ФРАГМЕНТ ТЕКСТА:
В эссе «Философ-злодей» П.Клоссовски прекрасно показал, как с помощью интегрального атеизма Сад отделывается от благочестивой наивности так называемого рационального атеизма и диалектики, тешащих себя мыслью, что допустимо делать зло во имя некоего гипотетического Блага. Химически и нравственно чистое Зло Сада не позволяет убаюкать себя подобными фантазиями, принципиально отказывается черпать в них энергию исторического оптимизма.
Не случайно поэтому, что лучшие интерпретаторы Сада полностью интериоризовывали его литературно Невозможное в своем собственном письме, т. е. были не толкователями, а симуляторами, а в более простых случаях и соучастниками (этого не избежали, в частности все биографы Сада: Ж. Лели, М. Эне, Ж.-Ж. Повер и др.). Тексты Батая, Клоссовски, Бланшо не прикрываются даже видимостью академического интереса к плохо изученной фигуре эпохи Просвещения; читая их, сознаешь, что философию Сада невозможно воспроизвести, не вовлекаясь во всю совокупность делающих ее возможной литературных и паралитературных стратегий. Одно в принципе неотделимо от другого. Во-вторых, этот опыт невоспроизводим в той форме, в какой его пережил сам Сад; ни о какой каллиграфии, ни о каком копировании здесь не может быть и речи. Между этими двумя невозможностями постоянно маячил вопрос о том, что садический опыт в его целостности — всегда разорванной целостности — значит в это время и в этом месте? Отгородиться от подобного императива условной комментаторской установкой не удавалось (да и мало кто двигался в этом направлении до тех пор, пока в ряде аспектов этот автор все-таки не был переварен культурой, что произошло совсем недавно), и «садоведение» наиболее продвинули писатели, в основном эротического направления — те же Батай, Клоссовски и Бланшо (а до них Бодлер, Аполлинер, Бретон).

ИСХОДНЫЕ ЗАПИСИ:

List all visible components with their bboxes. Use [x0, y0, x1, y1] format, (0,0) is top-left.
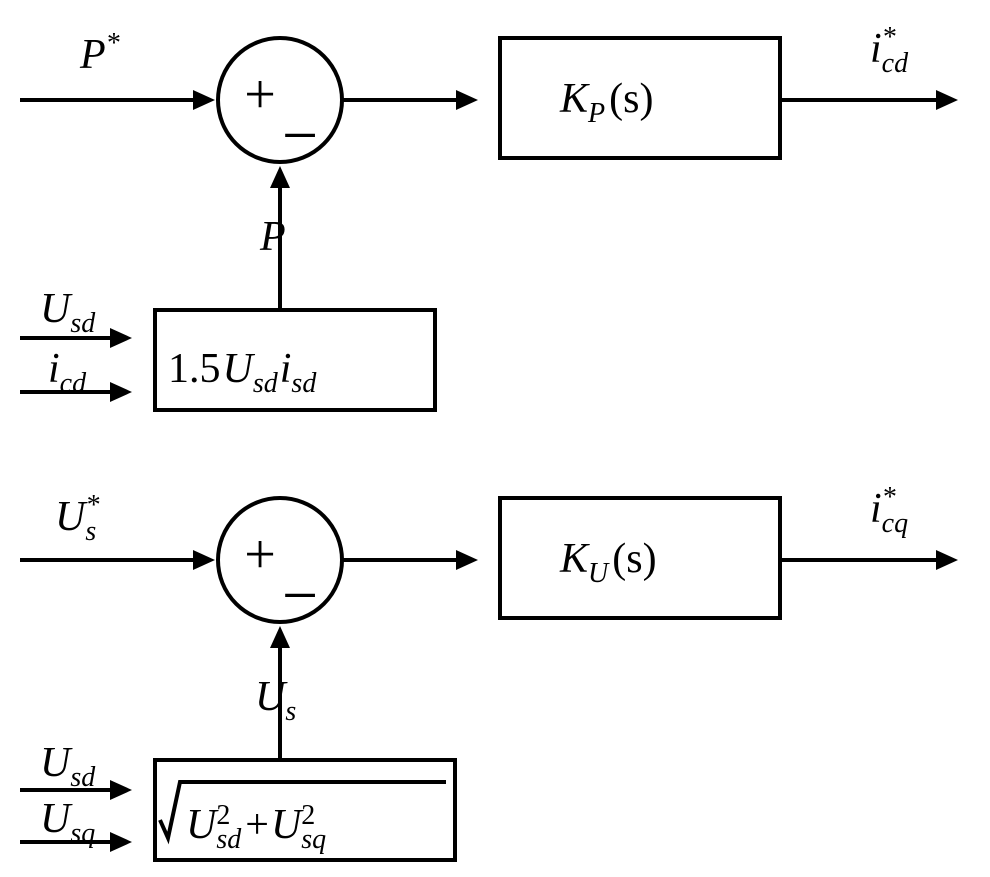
- top-feedback-label: P: [259, 214, 286, 260]
- plus-sign: +: [244, 524, 276, 586]
- plus-sign: +: [244, 64, 276, 126]
- top-sum-to-block-arrow: [342, 90, 478, 110]
- top-input-arrow: [20, 90, 215, 110]
- bottom-calc-expr: U2sd+U2sq: [186, 800, 326, 855]
- bottom-input-label: U*s: [55, 490, 99, 547]
- top-input-label: P*: [79, 28, 120, 78]
- bottom-calc-in2-label: Usq: [40, 796, 95, 849]
- bottom-sum-to-block-arrow: [342, 550, 478, 570]
- minus-sign: −: [282, 560, 318, 631]
- top-summing-junction: [218, 38, 342, 162]
- bottom-output-arrow: [780, 550, 958, 570]
- top-calc-in1-label: Usd: [40, 286, 96, 339]
- bottom-summing-junction: [218, 498, 342, 622]
- top-output-arrow: [780, 90, 958, 110]
- top-calc-in2-label: icd: [48, 346, 87, 399]
- bottom-input-arrow: [20, 550, 215, 570]
- bottom-output-label: i*cq: [870, 482, 908, 539]
- bottom-feedback-label: Us: [255, 674, 296, 727]
- minus-sign: −: [282, 100, 318, 171]
- top-output-label: i*cd: [870, 22, 909, 79]
- bottom-calc-in1-label: Usd: [40, 740, 96, 793]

ИСХОДНОЕ ЗАДАНИЕ: Перескажите фрагмент текста о Саде в двух предложениях.

ПРАВИЛЬНЫЙ ОТВЕТ: Клоссовски в эссе «Философ-злодей» показал, что интегральный атеизм Сада отказывается от благочестивой наивности рационального атеизма и диалектики, которые допускают зло во имя гипотетического Блага. Лучшие интерпретаторы Сада, такие как Батай, Клоссовски и Бланшо, были не толкователями, а симуляторами его опыта в собственном письме, и «садоведение» больше всего продвинули именно писатели, в основном эротического направления.